Stored data

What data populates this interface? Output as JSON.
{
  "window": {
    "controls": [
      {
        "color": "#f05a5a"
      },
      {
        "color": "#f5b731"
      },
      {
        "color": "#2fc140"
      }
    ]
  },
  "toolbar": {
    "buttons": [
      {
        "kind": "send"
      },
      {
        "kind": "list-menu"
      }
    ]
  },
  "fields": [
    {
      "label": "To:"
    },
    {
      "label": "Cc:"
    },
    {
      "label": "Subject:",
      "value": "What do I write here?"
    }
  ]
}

> GIVEN TASK
Report each line in the preceding entries that holds the string "What".

> FULL RESPONSE
What data populates this interface? Output as JSON.
      "value": "What do I write here?"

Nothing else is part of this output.